Article:
The cam shaft gear 76 meshes with a gear 810, which is coaxially secured to an idle gear 81. The idle gear 81 is rotatably mounted to a casing of a second stepping motor 79, which is secured to the right side frame 50.

A cut sheet feeding mechanism of the printer will now be described with reference to FIG. 2 and FIG. 5. The cut sheet feeding mechanism is for feeding cut sheets that have been manually inserted into an opening 40 by the operator from the front side (left side as seen in FIG. 1 and FIG. 2). The cut sheet feeding mechanism includes an upwardly curved lower guide 98 and an upwardly curved upper guide 99 which is located above the lower guide 98. The lower guide 98 and upper guide 99 are secured to the right side frame 50 and the left side frame 51 and spaced from each other by a predetermined distance to form a cut sheet traveling passage 200. An upper end portion 98a of the lower guide 98 is continuous with sloping uncut sheet guide bracket 61 which acts as a guide for the receipt sheet 55 and the journal sheet 56.

The lower guide 98 and the uncut sheet guide bracket 61 may be formed by bending a continuous sheet. The upper guide 99 is provided at its upper edge with a resilient paper pressure plate 100 for resiliently directing a cut sheet or the uncut sheet toward the platen 57 so as to guide the cut sheet or the uncut sheet to travel along the platen 57.

A first main feed roller shaft 840 transversely passes below the lower guide 98 and has three main feed rollers 84 coaxially fixed to the shaft 840. The first main feed roller shaft 840 is rotatably mounted at its opposite ends to the right side frame 50 and the left side frame 51. The main feed rollers 84 partly pass through corresponding openings 98b of the lower guide 98 and project upwardly from the lower guide 98. In addition, a second main feed roller shaft 850 extends at the back of (the right side of, as seen in FIG. 2) the lower guide 98 and also has three second main feed rollers 85 coaxially fixed on it. The opposite ends of the second main feed roller shaft 850 are rotatably mounted to the right side frame 50 and the left side frame 51. The second main feed rollers 85 slightly project forwardly of the lower guide 98 through corresponding openings 98c formed through the lower guide 98. A toothed timing belt pulley 86 is secured to a right end of the first main feed roller shaft 840. Similarly, a toothed timing belt pulley 87 is secured to a right end of the second main feed roller shaft 850. A timing belt 88 extends over and between the toothed timing belt pulley 86 and the toothed timing belt pulley 87. The second main feed roller shaft 850 is provided at its right end with a driven gear 852, which engages the platen gear 58 through a gear train including an idle gear 107, an idle gear 108 and an idle gear 109.

A pair of bell cranks 91 are rotatably mounted at opposite end portions of a support shaft 92, which is secured at its opposite ends to the right side frame 50 and the left side frame 51 and extends above the upper guide 99. A first arm 91a of each bell crank 91 rotatably supports a corresponding end of a sub-feed roller shaft 890. Three sub-feed rollers 89 are coaxially fixed on the sub-feed roller shaft 890 so that they face corresponding main feed rollers 84. A second arm 91b of each bell crank 91 is connected to the right side frame 50 or the left side frame 51 through a biasing tension spring 93. Each of the biasing tension springs 93 biases the corresponding bell crank 91 to turn in the counterclockwise direction as seen in FIG. 5.

Problem requirements: Please write out the stretch of the printer description from "A pair of bell" through "seen in FIG. 5.". The items after this point are separate material with no connection to the printer description.

Recorded information:
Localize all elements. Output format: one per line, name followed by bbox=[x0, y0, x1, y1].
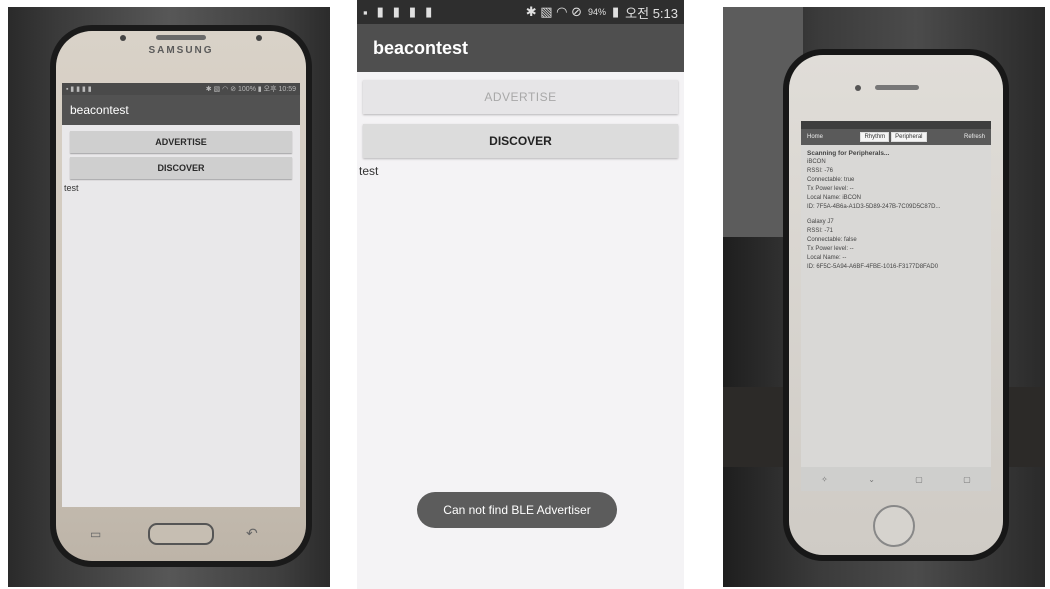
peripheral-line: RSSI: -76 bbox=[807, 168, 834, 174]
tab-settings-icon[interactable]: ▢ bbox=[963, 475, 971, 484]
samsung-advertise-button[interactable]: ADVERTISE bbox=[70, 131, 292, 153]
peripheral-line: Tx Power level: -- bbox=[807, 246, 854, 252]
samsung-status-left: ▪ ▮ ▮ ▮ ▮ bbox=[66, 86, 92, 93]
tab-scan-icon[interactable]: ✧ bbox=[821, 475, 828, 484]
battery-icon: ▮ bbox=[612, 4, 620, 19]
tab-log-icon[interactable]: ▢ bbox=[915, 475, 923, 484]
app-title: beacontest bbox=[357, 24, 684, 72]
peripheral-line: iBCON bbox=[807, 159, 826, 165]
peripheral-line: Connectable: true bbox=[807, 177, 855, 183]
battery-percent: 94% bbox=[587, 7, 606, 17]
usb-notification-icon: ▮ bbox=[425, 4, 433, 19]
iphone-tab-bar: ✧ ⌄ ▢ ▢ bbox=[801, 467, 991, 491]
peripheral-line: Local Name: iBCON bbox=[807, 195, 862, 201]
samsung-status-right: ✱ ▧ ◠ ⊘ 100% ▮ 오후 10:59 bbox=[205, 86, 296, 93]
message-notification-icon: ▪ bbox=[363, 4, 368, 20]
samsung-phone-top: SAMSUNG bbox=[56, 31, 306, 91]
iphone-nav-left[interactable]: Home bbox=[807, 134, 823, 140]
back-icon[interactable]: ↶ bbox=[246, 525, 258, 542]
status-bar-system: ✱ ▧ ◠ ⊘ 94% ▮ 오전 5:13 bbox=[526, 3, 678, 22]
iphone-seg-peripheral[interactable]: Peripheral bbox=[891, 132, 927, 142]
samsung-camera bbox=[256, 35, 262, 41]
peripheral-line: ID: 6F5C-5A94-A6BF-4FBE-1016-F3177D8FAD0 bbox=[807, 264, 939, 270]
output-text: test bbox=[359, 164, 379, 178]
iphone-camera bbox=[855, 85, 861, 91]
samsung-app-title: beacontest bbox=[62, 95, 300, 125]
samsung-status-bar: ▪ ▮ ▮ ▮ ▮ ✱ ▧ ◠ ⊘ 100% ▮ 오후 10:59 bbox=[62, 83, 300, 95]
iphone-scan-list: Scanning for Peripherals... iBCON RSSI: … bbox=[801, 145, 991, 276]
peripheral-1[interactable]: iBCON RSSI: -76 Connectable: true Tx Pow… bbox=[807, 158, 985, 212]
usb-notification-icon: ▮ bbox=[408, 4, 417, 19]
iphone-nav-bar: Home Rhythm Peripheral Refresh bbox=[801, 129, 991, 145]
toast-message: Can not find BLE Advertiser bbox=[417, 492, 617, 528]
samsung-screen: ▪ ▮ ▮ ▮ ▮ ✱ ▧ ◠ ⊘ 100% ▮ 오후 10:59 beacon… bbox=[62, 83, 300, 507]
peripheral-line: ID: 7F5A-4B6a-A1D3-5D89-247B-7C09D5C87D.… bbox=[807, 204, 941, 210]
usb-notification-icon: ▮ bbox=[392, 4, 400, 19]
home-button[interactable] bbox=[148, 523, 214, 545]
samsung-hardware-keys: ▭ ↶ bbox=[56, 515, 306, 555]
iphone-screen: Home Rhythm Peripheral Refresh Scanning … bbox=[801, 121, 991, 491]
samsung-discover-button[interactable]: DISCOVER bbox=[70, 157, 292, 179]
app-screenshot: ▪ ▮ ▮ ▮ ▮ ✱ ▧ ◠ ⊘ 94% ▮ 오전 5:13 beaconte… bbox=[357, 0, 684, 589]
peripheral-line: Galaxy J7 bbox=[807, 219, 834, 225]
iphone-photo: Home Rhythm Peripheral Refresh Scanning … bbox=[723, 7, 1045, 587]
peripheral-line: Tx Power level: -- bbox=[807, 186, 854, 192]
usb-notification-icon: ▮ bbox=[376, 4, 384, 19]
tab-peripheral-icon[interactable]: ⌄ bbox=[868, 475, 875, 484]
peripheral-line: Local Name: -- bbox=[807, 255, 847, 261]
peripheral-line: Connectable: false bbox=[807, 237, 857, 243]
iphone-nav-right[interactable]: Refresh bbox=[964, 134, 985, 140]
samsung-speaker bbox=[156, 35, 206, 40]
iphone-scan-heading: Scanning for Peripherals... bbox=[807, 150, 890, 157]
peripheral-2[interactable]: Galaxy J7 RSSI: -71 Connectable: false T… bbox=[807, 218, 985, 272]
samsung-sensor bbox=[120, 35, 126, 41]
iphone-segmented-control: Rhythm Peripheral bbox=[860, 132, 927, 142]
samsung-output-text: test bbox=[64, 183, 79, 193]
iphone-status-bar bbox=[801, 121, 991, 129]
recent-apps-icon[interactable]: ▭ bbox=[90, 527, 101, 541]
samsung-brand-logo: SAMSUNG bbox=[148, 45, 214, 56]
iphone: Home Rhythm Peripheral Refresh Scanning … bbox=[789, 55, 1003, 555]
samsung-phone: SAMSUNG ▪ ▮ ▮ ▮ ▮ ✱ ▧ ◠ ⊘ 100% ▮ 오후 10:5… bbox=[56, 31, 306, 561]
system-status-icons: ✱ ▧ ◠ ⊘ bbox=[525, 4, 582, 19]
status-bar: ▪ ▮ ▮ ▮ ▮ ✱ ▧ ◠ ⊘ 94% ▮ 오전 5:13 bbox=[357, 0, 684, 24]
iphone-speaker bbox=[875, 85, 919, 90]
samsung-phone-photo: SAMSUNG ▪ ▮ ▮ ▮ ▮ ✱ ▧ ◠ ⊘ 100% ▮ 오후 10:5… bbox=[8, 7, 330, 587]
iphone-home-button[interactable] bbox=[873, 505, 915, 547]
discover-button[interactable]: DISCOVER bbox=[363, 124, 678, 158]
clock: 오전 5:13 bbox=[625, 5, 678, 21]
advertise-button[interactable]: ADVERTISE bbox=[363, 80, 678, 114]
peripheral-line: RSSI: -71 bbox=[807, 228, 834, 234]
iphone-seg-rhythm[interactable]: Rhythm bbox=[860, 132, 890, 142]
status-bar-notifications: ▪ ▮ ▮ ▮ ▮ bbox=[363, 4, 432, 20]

Written answer:
A pair of bell cranks 91 are rotatably mounted at opposite end portions of a support shaft 92, which is secured at its opposite ends to the right side frame 50 and the left side frame 51 and extends above the upper guide 99. A first arm 91a of each bell crank 91 rotatably supports a corresponding end of a sub-feed roller shaft 890. Three sub-feed rollers 89 are coaxially fixed on the sub-feed roller shaft 890 so that they face corresponding main feed rollers 84. A second arm 91b of each bell crank 91 is connected to the right side frame 50 or the left side frame 51 through a biasing tension spring 93. Each of the biasing tension springs 93 biases the corresponding bell crank 91 to turn in the counterclockwise direction as seen in FIG. 5.